begin Text

Multi-Core by Default

(rfleury.com)

50 points | by kruuuder 7 hours ago

10 comments

jerf 44 minutes ago
If the author has not already, I would commend to them a search of the literature (or the relevant blog summaries) for the term "implicit parallelism". This was an academic topic from a few years back (my brain does not do this sort of thing very well but I want to say 10-20 years go) where the hope was that we could just fire some sort of optimization technique at normal code which would automatically extract all the implicit parallelism in the code and parallelize it, resulting in massive essentially-free gains.
In order to do this, the first thing that was done was to analyze existing source code and determine what the maximum amount of implicit parallelism was that was in the code, assuming it was free. This attempt then basically failed right here. Intuitively we all expect that our code has tons of implicitly parallelism that can be exploited. It turns out our intuition is wrong, and the maximum amount of parallelism that was extracted was often in the 2x range, which even if the parallelization was free it was only a marginal improvement.
Moreover, it is also often not something terribly amenable to human optimization either.
A game engine might be the best case scenario for this sort of code, but once you start putting in the coordination costs back into the charts those charts start looking a lot less impressive in practice. I have a sort of rule of thumb that the key to high-performance multithreading is that the cost of the payload of a given bit of coordination overhead needs to be substantially greater than the cost the coordination, and a games engine will not necessarily have that characteristic... it may have lots of tasks to be done in parallel, but if they
samuelknight 13 minutes ago
There is a deep literature on this in the High Performance Computing (HPC) field, where researchers traditionally needed to design simulations to run on hundreds to thousands of nodes with up to hundreds of CPU threads each. Computation can be defined as dependency graphs at the function or even variable level (depending on how granular you can make your threads). Languages built on top of LLVM or interpreters that expose AST can get you a long way there.

end Text
begin Data extract

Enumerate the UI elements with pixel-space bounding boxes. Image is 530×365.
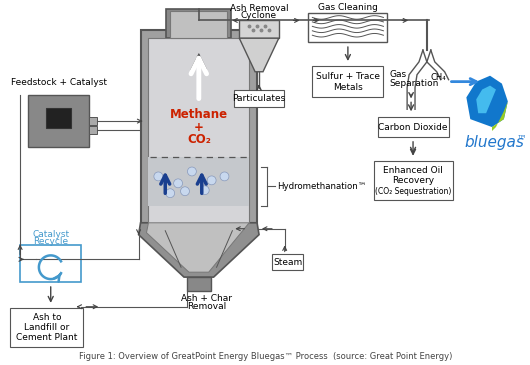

end Data extract

# Exercise instructions
• A. In the thread on multi-core by default, what was the maximum amount of implicit parallelism often found when existing code was analyzed?
• B. Retype the thread on multi-core by default from "In order to" to "human optimization either.".
• C. Continue the thread on multi-core by default past its last comment.
The data comes from a source unrelated to the thread on multi-core by default.

# Answers provided
• A. It was often in the 2x range.

• B.
In order to do this, the first thing that was done was to analyze existing source code and determine what the maximum amount of implicit parallelism was that was in the code, assuming it was free. This attempt then basically failed right here. Intuitively we all expect that our code has tons of implicitly parallelism that can be exploited. It turns out our intuition is wrong, and the maximum amount of parallelism that was extracted was often in the 2x range, which even if the parallelization was free it was only a marginal improvement.
Moreover, it is also often not something terribly amenable to human optimization either.

• C.
MontyCarloHall 2 hours ago
This post underscores how traditional imperative language syntax just isn't that well-suited to elegantly expressing parallelism. On the other hand, this is exactly where array languages like APL/J/etc. or array-based frameworks like NumPy/PyTorch/etc. really shine.
The list summation task in the post is just a list reduction, and a reduction can automatically be parallelized for any associative operator. The gory parallelization details in the post are only something the user needs to care about in a purely imperative language that lacks native array operations like reduction. In an array language, the `reduce` function can detect whether the reduction operator is associative and if so, automatically handle the parallelization logic behind-the-scenes. Thus `reduce(values, +)` and `reduce(values, *)` would execute seamlessly without the user needing to explicitly implement the exact subdivision of work. On the other hand, `reduce(values, /)` would run in serial, since division is not associative. Custom binary operators would just need to declare whether they're associative (and possibly commutative, depending on how the parallel scheduler works internally), and they'd be parallelized out-of-the-box.
jongjong 2 minutes ago
Some code should be single core; like for example, a frontend UI for a web application... You don't want to be hoarding all of the user's CPU capacity with your frontend.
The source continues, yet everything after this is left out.